PROBLEM DESCRIPTION: Check each line of the records below and collect those that include the word "zijn".

━━━━━ THE DATA

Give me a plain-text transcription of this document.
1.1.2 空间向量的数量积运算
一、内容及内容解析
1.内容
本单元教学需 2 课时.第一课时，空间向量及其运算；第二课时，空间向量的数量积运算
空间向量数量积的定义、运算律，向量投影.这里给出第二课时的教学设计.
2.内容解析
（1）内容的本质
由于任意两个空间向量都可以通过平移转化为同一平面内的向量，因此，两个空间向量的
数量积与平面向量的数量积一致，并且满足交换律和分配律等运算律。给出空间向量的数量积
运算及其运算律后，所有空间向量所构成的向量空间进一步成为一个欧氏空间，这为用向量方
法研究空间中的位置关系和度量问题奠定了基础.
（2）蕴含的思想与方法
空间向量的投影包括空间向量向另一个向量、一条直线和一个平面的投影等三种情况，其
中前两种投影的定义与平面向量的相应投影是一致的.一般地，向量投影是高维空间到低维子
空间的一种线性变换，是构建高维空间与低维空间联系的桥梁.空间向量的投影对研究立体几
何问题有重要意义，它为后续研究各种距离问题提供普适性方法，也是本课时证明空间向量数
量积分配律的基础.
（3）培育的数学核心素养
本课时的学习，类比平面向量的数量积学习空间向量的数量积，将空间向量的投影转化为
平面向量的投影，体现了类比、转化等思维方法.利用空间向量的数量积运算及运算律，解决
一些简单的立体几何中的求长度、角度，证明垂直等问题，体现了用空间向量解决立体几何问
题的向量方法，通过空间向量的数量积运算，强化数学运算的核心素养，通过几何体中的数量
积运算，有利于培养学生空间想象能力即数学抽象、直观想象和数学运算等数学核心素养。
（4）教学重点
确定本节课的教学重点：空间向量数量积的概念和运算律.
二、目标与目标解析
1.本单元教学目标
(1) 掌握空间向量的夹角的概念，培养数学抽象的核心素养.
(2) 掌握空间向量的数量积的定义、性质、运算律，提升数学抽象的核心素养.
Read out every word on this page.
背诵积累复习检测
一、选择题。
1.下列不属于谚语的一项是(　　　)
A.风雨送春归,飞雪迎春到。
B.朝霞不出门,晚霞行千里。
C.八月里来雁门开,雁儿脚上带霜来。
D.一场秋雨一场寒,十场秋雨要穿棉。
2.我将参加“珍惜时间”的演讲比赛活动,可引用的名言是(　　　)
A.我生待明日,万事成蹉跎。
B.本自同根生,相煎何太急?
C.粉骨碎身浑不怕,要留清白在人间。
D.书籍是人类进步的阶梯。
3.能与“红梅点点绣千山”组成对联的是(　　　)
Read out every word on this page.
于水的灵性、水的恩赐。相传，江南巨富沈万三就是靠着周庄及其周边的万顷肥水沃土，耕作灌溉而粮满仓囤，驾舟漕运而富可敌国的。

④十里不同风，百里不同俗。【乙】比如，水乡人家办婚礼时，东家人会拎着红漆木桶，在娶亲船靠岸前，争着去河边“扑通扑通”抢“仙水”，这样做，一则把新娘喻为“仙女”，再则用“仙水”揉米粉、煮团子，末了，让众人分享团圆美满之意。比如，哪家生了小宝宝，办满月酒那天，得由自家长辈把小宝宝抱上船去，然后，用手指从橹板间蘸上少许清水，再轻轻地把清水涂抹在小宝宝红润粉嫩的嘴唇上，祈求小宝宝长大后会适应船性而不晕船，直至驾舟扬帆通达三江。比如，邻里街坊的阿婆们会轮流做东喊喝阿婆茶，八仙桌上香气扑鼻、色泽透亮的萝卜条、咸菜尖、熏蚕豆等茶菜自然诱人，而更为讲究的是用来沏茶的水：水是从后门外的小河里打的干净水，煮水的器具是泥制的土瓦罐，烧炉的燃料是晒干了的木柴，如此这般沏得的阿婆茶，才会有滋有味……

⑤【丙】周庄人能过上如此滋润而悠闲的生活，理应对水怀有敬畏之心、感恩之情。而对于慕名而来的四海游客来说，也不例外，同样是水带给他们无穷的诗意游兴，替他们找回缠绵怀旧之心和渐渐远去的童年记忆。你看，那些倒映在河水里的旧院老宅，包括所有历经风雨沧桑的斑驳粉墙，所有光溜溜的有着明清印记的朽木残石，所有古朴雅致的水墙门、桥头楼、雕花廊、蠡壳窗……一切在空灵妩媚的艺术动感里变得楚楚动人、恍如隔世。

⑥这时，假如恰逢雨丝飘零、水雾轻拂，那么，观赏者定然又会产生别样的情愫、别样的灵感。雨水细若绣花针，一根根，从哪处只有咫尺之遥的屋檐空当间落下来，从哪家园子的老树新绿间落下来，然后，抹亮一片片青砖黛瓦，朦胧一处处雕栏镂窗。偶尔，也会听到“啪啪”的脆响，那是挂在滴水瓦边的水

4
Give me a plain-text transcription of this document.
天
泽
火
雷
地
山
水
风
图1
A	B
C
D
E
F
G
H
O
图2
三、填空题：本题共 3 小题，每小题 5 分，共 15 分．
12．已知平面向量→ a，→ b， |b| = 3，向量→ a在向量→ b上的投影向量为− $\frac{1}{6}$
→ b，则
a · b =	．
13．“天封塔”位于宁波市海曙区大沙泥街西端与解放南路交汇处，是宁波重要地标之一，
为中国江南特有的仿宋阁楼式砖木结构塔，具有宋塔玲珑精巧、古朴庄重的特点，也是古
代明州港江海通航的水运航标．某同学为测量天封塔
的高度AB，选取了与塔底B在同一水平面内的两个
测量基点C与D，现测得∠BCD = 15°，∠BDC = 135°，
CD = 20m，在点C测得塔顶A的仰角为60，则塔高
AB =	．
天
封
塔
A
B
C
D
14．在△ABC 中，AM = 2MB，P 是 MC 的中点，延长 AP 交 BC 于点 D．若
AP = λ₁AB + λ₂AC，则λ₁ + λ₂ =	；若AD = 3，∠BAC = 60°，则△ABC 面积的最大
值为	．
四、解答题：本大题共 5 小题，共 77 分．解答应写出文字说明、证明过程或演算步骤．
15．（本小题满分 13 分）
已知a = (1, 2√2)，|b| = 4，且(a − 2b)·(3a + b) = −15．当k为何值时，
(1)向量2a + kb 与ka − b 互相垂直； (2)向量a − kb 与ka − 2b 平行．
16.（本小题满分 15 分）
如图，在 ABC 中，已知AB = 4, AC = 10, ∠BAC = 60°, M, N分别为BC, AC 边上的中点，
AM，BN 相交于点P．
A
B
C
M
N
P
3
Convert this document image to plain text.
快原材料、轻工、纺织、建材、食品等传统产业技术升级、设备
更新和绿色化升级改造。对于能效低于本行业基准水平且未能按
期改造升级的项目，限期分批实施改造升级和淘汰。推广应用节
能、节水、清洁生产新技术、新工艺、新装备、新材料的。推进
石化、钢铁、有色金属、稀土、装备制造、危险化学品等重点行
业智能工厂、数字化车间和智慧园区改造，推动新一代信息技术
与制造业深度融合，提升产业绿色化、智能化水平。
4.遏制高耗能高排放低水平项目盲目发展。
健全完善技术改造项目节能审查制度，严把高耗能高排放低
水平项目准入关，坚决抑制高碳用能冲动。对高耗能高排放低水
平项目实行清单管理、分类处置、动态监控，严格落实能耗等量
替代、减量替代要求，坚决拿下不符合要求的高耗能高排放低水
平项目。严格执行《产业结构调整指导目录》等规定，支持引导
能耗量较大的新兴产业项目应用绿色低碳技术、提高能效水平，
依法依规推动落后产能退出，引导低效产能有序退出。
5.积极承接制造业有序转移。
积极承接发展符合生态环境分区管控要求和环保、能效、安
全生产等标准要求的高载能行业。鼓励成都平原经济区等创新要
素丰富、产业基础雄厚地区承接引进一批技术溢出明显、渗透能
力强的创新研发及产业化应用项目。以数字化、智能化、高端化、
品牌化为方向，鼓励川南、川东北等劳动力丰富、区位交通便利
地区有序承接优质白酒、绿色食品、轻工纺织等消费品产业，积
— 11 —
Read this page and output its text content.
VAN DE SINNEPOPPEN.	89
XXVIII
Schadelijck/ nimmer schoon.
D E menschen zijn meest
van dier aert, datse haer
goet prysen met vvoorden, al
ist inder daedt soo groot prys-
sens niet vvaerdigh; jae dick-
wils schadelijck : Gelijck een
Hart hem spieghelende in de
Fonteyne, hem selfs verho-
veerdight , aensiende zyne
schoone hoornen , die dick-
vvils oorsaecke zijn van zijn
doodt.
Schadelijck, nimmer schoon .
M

━━━━━━━━━━

WRITTEN ANSWER:
D E menschen zijn meest
vvils oorsaecke zijn van zijn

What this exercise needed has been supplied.